> [TO DO]: In the data below, find every line with the string "degli" and pull it out.

> [EXTRACTED DATA]:
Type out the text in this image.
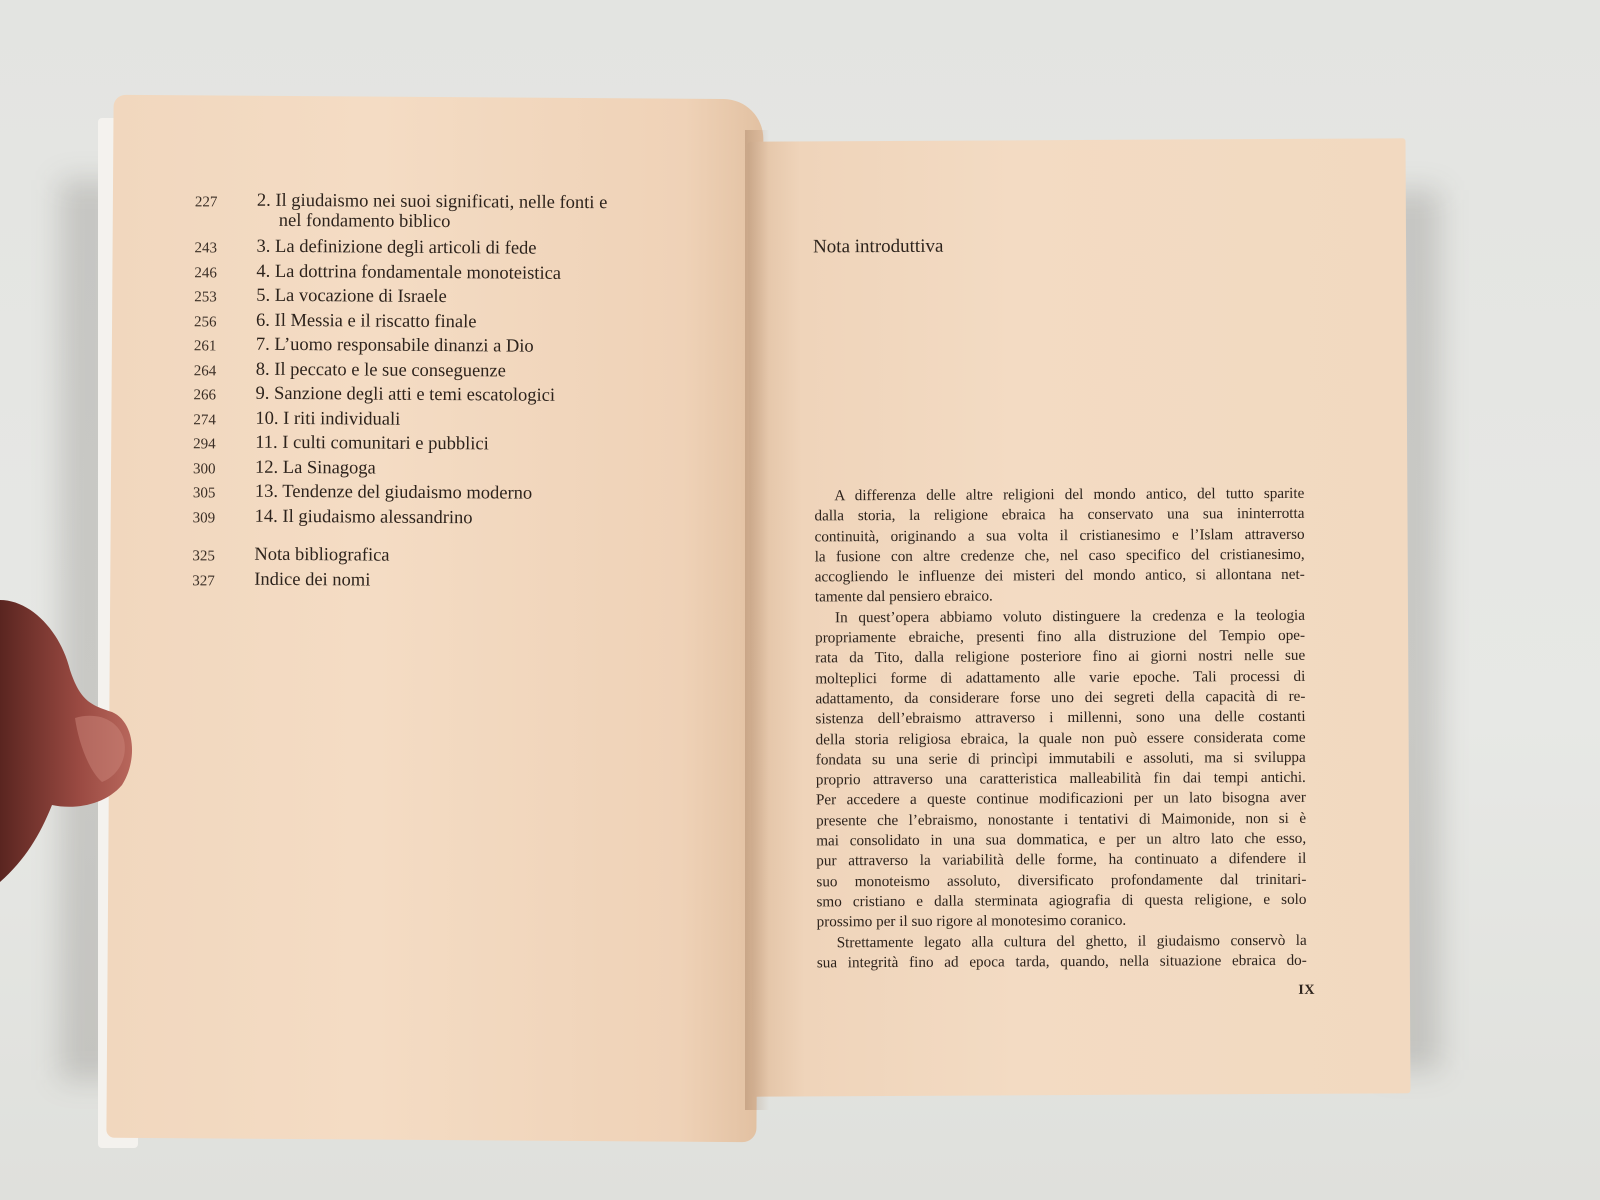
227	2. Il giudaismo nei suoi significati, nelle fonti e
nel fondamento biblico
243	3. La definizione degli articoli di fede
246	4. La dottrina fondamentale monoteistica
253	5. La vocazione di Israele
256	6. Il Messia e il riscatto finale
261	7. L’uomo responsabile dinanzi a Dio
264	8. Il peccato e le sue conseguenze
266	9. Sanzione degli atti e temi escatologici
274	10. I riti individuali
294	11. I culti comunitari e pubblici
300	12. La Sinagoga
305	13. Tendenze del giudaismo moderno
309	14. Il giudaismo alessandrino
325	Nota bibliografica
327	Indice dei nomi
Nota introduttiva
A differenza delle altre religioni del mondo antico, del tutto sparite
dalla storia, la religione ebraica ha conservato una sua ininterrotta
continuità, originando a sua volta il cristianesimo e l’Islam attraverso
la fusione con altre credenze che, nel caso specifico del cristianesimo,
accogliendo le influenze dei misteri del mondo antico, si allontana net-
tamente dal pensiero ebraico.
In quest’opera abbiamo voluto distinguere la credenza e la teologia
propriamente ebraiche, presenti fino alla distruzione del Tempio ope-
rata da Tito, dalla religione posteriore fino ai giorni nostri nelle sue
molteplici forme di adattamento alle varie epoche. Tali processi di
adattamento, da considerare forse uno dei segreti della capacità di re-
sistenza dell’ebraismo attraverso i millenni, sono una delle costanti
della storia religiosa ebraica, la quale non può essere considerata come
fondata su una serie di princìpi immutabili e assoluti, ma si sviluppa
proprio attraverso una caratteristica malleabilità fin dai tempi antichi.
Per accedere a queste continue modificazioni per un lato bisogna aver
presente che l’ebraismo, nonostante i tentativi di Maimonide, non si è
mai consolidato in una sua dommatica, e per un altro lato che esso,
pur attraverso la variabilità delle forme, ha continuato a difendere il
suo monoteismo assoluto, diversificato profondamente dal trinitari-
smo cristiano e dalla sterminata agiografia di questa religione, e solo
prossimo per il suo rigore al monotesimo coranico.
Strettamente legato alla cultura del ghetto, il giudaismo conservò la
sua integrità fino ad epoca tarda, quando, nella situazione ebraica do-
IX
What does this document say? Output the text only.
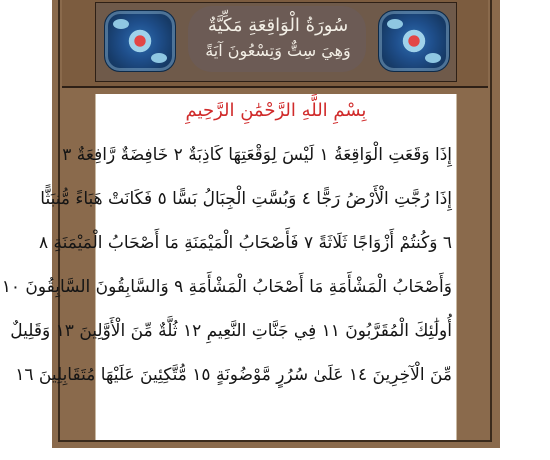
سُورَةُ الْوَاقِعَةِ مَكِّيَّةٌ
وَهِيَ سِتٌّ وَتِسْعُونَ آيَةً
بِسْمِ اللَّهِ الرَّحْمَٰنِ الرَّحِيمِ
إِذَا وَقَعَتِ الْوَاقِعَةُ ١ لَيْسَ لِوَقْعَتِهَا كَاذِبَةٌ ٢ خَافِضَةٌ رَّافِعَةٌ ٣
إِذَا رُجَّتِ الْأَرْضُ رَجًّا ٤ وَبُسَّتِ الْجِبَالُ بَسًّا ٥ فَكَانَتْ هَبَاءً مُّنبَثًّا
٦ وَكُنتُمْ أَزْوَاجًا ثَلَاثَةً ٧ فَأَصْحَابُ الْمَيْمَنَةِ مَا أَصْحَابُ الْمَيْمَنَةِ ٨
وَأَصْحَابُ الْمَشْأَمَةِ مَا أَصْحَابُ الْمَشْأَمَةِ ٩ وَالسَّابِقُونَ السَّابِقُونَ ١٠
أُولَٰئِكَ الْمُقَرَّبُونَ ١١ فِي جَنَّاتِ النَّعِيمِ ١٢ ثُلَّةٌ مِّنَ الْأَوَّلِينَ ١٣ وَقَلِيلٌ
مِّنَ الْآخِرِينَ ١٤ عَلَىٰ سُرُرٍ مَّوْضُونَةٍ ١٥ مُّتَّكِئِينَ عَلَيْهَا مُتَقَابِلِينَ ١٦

* * *

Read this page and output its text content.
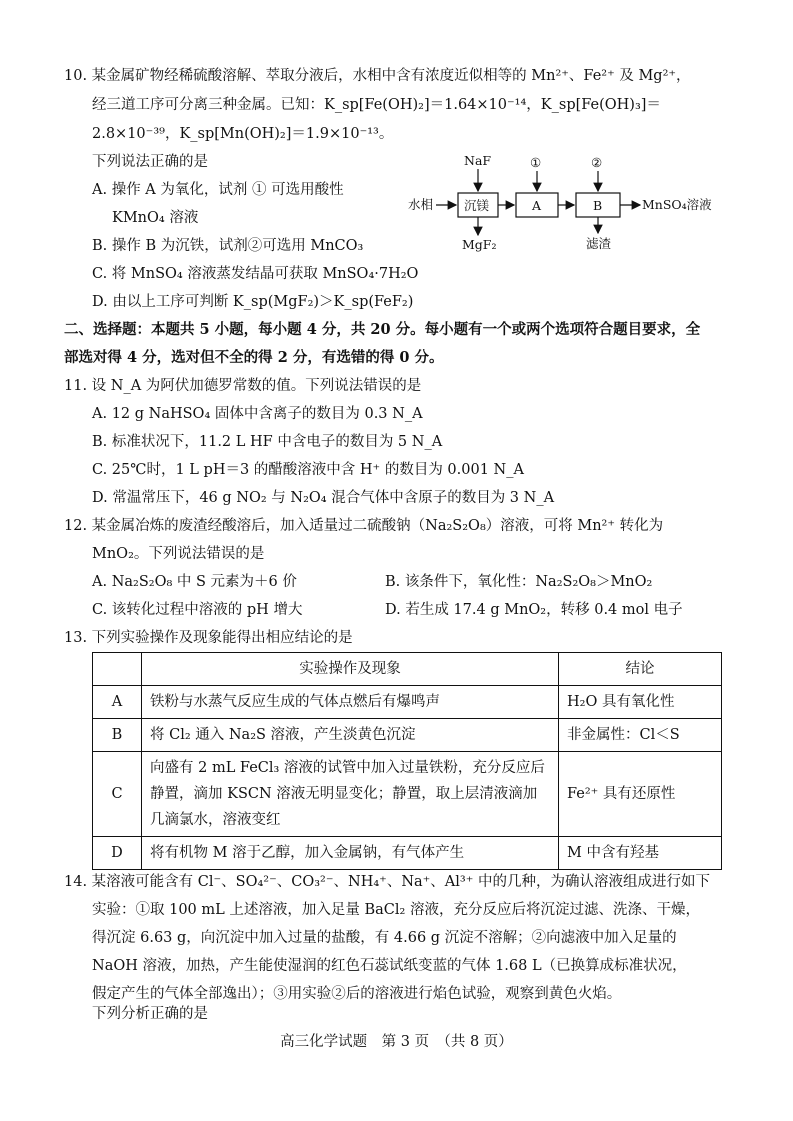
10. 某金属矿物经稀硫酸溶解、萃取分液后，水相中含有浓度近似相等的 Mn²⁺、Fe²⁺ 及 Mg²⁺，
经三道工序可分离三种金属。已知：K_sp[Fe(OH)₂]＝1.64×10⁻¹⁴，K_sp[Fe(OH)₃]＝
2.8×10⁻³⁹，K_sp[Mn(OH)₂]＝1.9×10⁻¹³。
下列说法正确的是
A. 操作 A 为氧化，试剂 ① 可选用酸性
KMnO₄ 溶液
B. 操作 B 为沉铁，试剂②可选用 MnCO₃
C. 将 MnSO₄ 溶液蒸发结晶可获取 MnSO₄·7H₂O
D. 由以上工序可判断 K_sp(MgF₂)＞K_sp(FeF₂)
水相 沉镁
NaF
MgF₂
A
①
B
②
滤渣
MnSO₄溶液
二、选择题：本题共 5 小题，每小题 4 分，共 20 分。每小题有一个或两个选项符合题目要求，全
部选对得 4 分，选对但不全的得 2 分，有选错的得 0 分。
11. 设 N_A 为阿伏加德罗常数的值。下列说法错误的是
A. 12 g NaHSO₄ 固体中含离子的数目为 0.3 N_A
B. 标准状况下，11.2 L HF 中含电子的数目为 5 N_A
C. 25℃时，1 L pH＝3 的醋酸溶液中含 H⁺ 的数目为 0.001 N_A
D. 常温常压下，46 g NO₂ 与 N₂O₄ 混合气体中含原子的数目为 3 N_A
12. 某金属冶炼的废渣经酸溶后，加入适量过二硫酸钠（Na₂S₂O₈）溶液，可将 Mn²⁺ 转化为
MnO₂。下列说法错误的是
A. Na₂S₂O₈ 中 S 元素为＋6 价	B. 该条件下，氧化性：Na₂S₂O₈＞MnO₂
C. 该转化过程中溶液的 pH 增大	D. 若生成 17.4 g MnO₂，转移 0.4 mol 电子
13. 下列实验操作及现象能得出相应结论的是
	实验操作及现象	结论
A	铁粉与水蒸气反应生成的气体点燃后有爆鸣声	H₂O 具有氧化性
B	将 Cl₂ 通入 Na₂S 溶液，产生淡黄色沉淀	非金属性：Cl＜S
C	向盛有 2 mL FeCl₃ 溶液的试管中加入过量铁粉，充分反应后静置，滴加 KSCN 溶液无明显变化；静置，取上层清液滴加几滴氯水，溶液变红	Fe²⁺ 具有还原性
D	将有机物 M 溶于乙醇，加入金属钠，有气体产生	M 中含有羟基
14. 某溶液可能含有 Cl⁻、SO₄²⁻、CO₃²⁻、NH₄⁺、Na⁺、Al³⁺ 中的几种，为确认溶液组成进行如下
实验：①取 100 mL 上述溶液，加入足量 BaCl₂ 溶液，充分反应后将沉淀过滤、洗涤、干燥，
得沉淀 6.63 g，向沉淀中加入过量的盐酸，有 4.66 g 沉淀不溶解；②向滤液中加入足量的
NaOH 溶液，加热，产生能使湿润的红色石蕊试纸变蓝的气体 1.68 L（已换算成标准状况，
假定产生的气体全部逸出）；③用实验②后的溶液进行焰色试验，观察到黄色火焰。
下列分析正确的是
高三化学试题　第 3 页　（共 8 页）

* * *

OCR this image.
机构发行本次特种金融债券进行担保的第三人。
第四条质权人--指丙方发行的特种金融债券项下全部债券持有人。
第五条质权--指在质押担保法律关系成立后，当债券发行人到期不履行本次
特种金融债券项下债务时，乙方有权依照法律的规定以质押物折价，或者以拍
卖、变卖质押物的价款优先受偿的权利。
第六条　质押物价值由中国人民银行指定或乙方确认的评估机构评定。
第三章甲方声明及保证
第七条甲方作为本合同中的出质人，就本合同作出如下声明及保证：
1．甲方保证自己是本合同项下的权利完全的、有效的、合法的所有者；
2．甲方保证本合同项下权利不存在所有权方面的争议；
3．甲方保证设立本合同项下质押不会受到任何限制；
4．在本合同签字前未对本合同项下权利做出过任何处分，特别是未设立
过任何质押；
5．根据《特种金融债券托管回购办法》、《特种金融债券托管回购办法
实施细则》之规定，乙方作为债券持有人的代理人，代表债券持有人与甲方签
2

> [SOLUTION FOR THIS TASK]:
243	3. La definizione degli articoli di fede
266	9. Sanzione degli atti e temi escatologici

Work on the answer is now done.